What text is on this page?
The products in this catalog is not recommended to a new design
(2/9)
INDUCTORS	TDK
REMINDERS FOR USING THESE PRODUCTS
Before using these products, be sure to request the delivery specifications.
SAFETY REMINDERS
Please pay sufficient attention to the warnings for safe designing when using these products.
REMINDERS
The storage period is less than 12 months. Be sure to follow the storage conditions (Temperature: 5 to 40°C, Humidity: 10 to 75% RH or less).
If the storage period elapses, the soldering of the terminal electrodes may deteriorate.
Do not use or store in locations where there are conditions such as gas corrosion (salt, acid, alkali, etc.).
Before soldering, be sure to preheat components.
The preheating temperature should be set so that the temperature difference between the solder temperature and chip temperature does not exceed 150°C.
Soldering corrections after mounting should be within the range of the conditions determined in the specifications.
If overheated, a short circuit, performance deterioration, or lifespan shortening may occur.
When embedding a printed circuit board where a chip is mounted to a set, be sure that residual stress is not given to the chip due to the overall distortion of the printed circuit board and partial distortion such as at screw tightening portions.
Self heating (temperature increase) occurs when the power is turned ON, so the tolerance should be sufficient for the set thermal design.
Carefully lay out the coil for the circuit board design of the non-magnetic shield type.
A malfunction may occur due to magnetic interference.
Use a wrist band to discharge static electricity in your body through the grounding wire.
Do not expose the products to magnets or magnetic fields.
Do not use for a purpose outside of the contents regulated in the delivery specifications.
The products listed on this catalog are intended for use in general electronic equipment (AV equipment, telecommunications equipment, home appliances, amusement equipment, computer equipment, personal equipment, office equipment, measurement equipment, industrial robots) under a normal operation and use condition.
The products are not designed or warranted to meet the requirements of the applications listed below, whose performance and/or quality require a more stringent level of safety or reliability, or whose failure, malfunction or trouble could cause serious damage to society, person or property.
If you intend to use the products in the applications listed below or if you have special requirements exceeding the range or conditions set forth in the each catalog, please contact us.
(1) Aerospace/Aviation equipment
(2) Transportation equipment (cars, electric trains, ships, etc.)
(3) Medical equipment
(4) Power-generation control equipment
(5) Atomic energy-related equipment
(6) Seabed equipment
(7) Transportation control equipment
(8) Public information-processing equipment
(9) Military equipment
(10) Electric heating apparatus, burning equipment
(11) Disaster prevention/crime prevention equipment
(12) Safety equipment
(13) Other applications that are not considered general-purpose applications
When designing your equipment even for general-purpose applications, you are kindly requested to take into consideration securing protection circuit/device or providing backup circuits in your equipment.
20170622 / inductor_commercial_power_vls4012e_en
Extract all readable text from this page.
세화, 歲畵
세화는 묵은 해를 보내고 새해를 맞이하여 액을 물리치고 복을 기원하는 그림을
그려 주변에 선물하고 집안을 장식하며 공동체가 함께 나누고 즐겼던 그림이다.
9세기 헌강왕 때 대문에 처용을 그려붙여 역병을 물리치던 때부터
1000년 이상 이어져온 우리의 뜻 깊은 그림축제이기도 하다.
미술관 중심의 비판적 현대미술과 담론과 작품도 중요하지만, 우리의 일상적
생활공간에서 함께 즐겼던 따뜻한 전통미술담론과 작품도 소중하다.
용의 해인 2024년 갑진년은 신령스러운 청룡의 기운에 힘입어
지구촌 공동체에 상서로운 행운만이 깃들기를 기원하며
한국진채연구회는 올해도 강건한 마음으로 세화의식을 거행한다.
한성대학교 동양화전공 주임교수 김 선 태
◇ ◇ ◇
What you need to do
Reproduce the data in its entirety, matching each character.

The reply
What text is on this page?
The products in this catalog is not recommended to a new design
(2/9)
INDUCTORS	TDK
REMINDERS FOR USING THESE PRODUCTS
Before using these products, be sure to request the delivery specifications.
SAFETY REMINDERS
Please pay sufficient attention to the warnings for safe designing when using these products.
REMINDERS
The storage period is less than 12 months. Be sure to follow the storage conditions (Temperature: 5 to 40°C, Humidity: 10 to 75% RH or less).
If the storage period elapses, the soldering of the terminal electrodes may deteriorate.
Do not use or store in locations where there are conditions such as gas corrosion (salt, acid, alkali, etc.).
Before soldering, be sure to preheat components.
The preheating temperature should be set so that the temperature difference between the solder temperature and chip temperature does not exceed 150°C.
Soldering corrections after mounting should be within the range of the conditions determined in the specifications.
If overheated, a short circuit, performance deterioration, or lifespan shortening may occur.
When embedding a printed circuit board where a chip is mounted to a set, be sure that residual stress is not given to the chip due to the overall distortion of the printed circuit board and partial distortion such as at screw tightening portions.
Self heating (temperature increase) occurs when the power is turned ON, so the tolerance should be sufficient for the set thermal design.
Carefully lay out the coil for the circuit board design of the non-magnetic shield type.
A malfunction may occur due to magnetic interference.
Use a wrist band to discharge static electricity in your body through the grounding wire.
Do not expose the products to magnets or magnetic fields.
Do not use for a purpose outside of the contents regulated in the delivery specifications.
The products listed on this catalog are intended for use in general electronic equipment (AV equipment, telecommunications equipment, home appliances, amusement equipment, computer equipment, personal equipment, office equipment, measurement equipment, industrial robots) under a normal operation and use condition.
The products are not designed or warranted to meet the requirements of the applications listed below, whose performance and/or quality require a more stringent level of safety or reliability, or whose failure, malfunction or trouble could cause serious damage to society, person or property.
If you intend to use the products in the applications listed below or if you have special requirements exceeding the range or conditions set forth in the each catalog, please contact us.
(1) Aerospace/Aviation equipment
(2) Transportation equipment (cars, electric trains, ships, etc.)
(3) Medical equipment
(4) Power-generation control equipment
(5) Atomic energy-related equipment
(6) Seabed equipment
(7) Transportation control equipment
(8) Public information-processing equipment
(9) Military equipment
(10) Electric heating apparatus, burning equipment
(11) Disaster prevention/crime prevention equipment
(12) Safety equipment
(13) Other applications that are not considered general-purpose applications
When designing your equipment even for general-purpose applications, you are kindly requested to take into consideration securing protection circuit/device or providing backup circuits in your equipment.
20170622 / inductor_commercial_power_vls4012e_en
Extract all readable text from this page.
세화, 歲畵
세화는 묵은 해를 보내고 새해를 맞이하여 액을 물리치고 복을 기원하는 그림을
그려 주변에 선물하고 집안을 장식하며 공동체가 함께 나누고 즐겼던 그림이다.
9세기 헌강왕 때 대문에 처용을 그려붙여 역병을 물리치던 때부터
1000년 이상 이어져온 우리의 뜻 깊은 그림축제이기도 하다.
미술관 중심의 비판적 현대미술과 담론과 작품도 중요하지만, 우리의 일상적
생활공간에서 함께 즐겼던 따뜻한 전통미술담론과 작품도 소중하다.
용의 해인 2024년 갑진년은 신령스러운 청룡의 기운에 힘입어
지구촌 공동체에 상서로운 행운만이 깃들기를 기원하며
한국진채연구회는 올해도 강건한 마음으로 세화의식을 거행한다.
한성대학교 동양화전공 주임교수 김 선 태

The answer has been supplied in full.